:: DOCUMENT SOURCE ::
════════════════════

02:12 À sa suite, d'autres séries apportent un vent de renouveau,
02:15 avec notamment une ouverture à des genres novateurs.
02:17 Il y avait une audace. Moi j'ai vu l'arrivée des plateformes.
02:21 Les chaînes de la TNT étaient assez conservatrices, très frileuses.
02:26 Il y avait ce qu'on avait le droit de faire, pas le droit de faire.
02:27 On vivait dans la hantise du "ça passera jamais".
02:30 Parmi les premières séries françaises des plateformes,
02:32 Marianne mêle paranormal et horreur.
02:35 Planqueur brise le tabou de l'intime.
02:37 Parmi leurs premières séries, il y avait Osmosis, qui était du genre,
02:39 qui était quand même une tentative de faire quelque chose qu'on n'aurait pas vu sur TF1,
02:44 a priori à l'époque.
02:46 Chez Yann et Lola, autre part qu'une plateforme, non, ça ne serait pas arrivé.
02:50 Osmosis, c'est de la science-fiction.
02:52 Et chez Yann et Lola, l'histoire d'un duo déjanté qui s'enfonce malgré elle dans la criminalité.

════════════════════

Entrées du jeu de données
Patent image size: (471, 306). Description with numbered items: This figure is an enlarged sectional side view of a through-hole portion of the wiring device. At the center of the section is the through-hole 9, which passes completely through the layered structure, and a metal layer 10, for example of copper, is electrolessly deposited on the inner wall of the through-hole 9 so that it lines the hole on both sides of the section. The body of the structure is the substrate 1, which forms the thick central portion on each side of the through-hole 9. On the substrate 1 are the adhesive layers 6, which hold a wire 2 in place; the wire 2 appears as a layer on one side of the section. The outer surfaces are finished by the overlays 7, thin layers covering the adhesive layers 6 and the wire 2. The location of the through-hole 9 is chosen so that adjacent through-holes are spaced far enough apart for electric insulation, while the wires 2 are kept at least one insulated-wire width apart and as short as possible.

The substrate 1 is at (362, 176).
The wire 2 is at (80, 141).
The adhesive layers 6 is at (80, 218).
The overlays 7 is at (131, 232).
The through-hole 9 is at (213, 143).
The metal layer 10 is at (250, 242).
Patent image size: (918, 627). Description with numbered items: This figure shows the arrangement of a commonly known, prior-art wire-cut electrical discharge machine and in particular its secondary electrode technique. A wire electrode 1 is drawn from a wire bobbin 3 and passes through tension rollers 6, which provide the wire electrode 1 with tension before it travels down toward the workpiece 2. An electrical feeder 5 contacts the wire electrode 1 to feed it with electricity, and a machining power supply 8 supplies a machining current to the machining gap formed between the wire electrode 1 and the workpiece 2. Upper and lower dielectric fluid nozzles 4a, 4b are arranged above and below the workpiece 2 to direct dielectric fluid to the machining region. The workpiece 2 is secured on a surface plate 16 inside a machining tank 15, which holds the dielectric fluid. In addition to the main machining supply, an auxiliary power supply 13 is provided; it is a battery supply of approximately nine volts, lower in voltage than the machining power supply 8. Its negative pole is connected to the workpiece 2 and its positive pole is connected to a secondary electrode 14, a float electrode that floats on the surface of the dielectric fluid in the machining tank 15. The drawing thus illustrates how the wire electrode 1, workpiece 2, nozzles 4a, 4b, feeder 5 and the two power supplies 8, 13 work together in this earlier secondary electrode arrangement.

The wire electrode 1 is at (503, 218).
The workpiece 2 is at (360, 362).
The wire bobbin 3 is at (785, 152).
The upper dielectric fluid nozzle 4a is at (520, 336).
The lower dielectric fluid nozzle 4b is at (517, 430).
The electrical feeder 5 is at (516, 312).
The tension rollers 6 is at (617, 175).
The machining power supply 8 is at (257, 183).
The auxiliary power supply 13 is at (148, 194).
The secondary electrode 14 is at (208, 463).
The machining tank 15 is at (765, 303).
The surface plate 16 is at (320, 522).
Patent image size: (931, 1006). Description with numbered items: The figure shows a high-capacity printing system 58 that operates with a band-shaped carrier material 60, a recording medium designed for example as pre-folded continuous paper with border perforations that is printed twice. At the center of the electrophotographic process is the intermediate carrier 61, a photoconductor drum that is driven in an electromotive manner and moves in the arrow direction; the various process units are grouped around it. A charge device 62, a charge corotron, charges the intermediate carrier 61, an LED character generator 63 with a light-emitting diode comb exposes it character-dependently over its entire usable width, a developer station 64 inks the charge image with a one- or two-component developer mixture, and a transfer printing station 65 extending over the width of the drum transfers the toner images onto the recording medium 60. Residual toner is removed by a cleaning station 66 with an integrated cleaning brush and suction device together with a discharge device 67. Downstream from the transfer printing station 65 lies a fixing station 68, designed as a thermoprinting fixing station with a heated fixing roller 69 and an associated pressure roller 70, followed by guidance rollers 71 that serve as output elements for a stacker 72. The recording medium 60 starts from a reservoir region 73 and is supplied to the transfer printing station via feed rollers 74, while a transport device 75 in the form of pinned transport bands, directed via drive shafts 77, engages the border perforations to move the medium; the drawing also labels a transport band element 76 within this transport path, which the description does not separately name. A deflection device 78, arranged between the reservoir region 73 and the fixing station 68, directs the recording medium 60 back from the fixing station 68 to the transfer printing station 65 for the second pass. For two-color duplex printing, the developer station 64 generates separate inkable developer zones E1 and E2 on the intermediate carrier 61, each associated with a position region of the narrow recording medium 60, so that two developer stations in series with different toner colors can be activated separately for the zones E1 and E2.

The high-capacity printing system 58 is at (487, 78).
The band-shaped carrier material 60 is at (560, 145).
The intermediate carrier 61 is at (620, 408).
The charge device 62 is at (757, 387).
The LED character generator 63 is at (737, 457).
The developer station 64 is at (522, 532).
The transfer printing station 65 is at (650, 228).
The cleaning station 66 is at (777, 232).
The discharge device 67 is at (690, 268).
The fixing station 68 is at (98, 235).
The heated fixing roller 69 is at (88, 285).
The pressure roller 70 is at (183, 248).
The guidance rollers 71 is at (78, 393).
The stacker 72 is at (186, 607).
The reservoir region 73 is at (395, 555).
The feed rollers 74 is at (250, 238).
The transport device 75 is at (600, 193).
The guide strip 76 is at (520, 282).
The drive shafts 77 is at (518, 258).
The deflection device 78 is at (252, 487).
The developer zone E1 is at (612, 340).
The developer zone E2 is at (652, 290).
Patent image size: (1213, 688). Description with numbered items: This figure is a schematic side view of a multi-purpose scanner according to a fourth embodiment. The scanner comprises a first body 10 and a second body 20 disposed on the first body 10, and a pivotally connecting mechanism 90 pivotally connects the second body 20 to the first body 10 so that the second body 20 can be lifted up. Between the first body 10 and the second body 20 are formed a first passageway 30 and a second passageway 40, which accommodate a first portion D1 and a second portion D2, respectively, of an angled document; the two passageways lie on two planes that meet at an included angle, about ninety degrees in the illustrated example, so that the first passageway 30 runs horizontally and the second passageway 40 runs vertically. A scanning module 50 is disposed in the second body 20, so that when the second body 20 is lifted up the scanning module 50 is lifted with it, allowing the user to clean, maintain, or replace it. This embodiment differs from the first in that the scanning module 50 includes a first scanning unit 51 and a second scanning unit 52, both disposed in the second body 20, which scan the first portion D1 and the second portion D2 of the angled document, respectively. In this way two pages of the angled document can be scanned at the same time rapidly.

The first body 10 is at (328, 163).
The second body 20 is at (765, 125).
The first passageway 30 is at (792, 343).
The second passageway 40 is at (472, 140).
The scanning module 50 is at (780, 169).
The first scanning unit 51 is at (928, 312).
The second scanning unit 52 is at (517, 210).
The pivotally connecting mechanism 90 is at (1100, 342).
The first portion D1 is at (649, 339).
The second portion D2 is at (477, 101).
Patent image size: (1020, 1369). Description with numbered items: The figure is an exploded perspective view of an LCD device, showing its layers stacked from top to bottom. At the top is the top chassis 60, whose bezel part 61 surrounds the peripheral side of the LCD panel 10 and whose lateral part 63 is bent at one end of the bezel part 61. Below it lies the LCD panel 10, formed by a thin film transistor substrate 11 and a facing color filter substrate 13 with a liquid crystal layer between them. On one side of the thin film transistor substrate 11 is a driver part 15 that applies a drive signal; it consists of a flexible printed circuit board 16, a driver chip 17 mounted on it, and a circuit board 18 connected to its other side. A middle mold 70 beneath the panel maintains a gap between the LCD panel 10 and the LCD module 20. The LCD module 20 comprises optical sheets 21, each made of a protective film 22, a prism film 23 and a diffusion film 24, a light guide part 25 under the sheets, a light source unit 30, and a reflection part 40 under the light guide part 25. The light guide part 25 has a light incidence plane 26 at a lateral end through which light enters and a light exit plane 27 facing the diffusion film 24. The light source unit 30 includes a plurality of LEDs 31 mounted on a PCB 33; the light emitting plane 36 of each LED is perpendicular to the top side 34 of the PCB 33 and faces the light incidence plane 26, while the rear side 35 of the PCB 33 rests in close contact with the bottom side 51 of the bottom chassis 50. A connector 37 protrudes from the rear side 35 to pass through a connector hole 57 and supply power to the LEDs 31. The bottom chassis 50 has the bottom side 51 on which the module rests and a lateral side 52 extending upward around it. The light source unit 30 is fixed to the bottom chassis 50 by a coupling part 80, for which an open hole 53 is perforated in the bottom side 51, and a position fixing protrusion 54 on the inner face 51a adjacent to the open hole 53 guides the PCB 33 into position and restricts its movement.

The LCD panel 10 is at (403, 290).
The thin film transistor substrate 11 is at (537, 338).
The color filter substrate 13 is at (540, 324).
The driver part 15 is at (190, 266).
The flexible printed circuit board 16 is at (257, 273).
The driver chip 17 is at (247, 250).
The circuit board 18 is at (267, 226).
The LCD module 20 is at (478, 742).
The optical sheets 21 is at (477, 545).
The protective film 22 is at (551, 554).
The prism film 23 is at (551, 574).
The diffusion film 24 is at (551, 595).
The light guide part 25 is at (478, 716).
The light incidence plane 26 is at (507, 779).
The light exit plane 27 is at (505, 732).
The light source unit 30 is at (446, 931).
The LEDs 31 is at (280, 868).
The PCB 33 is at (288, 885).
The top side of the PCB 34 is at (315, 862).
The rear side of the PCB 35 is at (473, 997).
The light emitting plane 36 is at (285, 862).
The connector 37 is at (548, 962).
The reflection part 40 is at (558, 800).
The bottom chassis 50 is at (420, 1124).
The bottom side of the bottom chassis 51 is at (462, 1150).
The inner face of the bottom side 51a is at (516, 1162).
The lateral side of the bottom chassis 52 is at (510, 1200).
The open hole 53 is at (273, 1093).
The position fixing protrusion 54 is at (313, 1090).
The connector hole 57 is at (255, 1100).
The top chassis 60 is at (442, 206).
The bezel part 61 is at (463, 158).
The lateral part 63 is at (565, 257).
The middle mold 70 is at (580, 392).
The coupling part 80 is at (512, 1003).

════════════════════

:: CONSIGNES DE L'EXERCICE ::
**A)** Quels genres la série Marianne mêle-t-elle selon le texte sur les séries françaises des plateformes ?
**B)** Réécrivez le passage du texte sur les séries françaises des plateformes allant de « 02:12 À sa suite, d'autres » jusqu'à « paranormal et horreur. », en remplaçant « conservatrices » par « prudentes ».
**C)** Reprenez le texte sur les séries françaises des plateformes à partir de sa dernière phrase et poursuivez-le.

:: RÉPONSES PAR CONSIGNE ::
**A)** Le paranormal et l'horreur.

**B)**
02:12 À sa suite, d'autres séries apportent un vent de renouveau,
02:15 avec notamment une ouverture à des genres novateurs.
02:17 Il y avait une audace. Moi j'ai vu l'arrivée des plateformes.
02:21 Les chaînes de la TNT étaient assez prudentes, très frileuses.
02:26 Il y avait ce qu'on avait le droit de faire, pas le droit de faire.
02:27 On vivait dans la hantise du "ça passera jamais".
02:30 Parmi les premières séries françaises des plateformes,
02:32 Marianne mêle paranormal et horreur.

**C)**
02:57 Deuxième apport, des formats différents de ce qui se faisait jusque-là à la télé.
03:01 Les chaînes classiques, les chaînes de la TNT ne commandaient que du 90.
03:05 Moi quand j'ai réussi à faire passer mes premiers 52, c'était une victoire,
03:09 parce que je savais que c'était le bon format.
03:11 Un auteur, il sait s'il est un sprinter, un marathonien, un demi-fond,
03:17 enfin bon, et moi je savais que c'était ça mon format.
03:20 Sur environ 45 minutes sur des plateformes,
03:24 en réalité il peut y avoir un épisode de 48 minutes, un épisode qui va faire 36 minutes,
03:29 donc ça c'est quand même une liberté.
03:30 Et soudain, on a pu créer en 52, 6 fois 52, 8 fois 52,
03:36 donc avec des possibilités d'approfondir les personnages, de créer les univers.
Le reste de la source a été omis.